> _YOUR TASK_:
Identify each line below containing the string "在一定条件下" and copy it.

Rows from a dataset
Start

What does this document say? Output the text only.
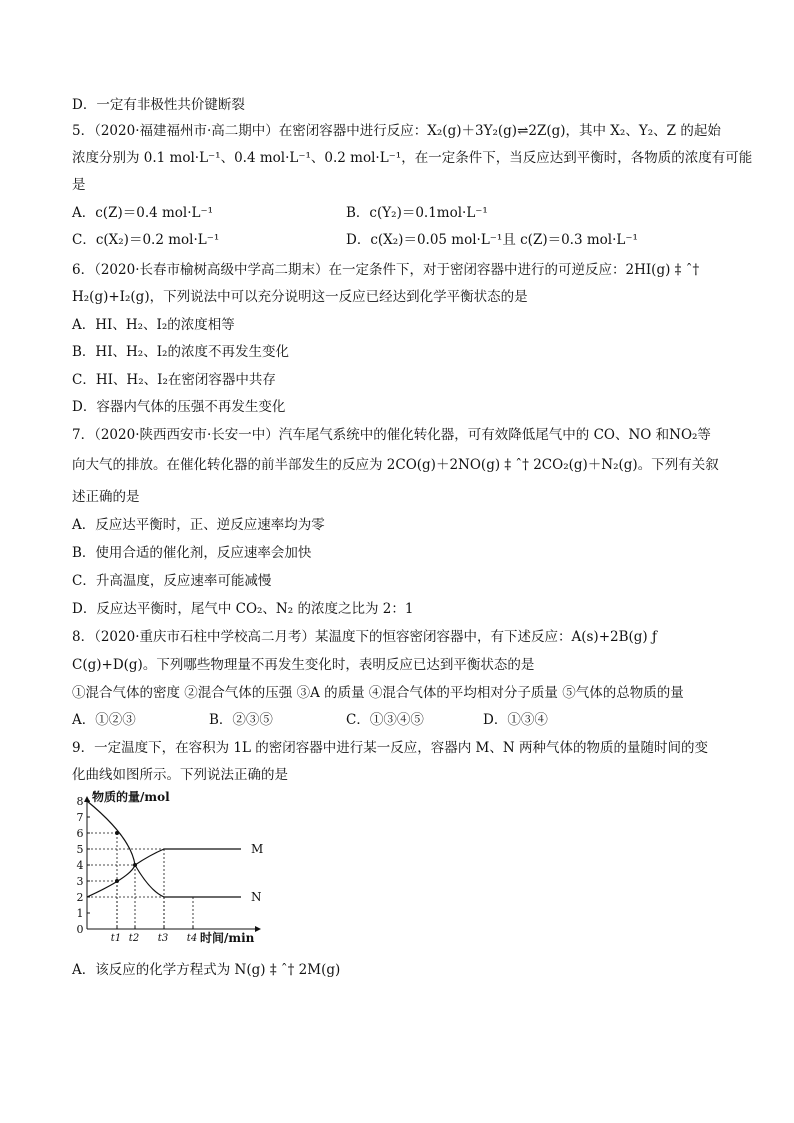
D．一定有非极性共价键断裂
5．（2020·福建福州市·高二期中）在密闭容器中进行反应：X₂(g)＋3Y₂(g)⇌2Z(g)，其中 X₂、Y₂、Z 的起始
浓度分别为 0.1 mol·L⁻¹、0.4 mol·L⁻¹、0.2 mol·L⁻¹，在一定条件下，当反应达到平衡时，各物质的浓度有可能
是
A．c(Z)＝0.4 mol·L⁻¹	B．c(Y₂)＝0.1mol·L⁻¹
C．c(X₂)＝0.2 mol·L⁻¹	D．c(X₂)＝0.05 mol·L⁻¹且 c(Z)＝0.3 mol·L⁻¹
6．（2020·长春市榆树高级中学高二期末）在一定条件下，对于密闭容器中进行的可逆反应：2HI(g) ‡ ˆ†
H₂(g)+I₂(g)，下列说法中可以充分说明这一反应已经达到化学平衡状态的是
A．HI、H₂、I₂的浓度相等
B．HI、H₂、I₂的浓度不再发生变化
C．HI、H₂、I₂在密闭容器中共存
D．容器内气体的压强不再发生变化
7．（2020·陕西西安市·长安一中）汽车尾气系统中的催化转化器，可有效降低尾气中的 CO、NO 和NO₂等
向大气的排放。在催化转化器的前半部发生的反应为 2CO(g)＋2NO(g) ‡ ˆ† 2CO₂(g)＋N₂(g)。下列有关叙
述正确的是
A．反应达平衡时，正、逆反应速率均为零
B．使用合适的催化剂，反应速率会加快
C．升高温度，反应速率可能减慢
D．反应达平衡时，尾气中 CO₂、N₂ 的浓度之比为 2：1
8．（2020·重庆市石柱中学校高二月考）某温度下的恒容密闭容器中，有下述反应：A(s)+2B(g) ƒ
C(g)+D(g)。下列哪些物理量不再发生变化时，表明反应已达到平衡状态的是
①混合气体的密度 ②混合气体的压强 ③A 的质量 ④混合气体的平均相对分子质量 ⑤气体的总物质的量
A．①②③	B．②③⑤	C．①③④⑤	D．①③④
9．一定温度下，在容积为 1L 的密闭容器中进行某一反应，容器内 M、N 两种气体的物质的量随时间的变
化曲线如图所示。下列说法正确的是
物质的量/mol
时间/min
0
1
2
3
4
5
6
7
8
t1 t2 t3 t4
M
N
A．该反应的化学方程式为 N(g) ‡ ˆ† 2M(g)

End

> _FULL SOLUTION_:
浓度分别为 0.1 mol·L⁻¹、0.4 mol·L⁻¹、0.2 mol·L⁻¹，在一定条件下，当反应达到平衡时，各物质的浓度有可能
6．（2020·长春市榆树高级中学高二期末）在一定条件下，对于密闭容器中进行的可逆反应：2HI(g) ‡ ˆ†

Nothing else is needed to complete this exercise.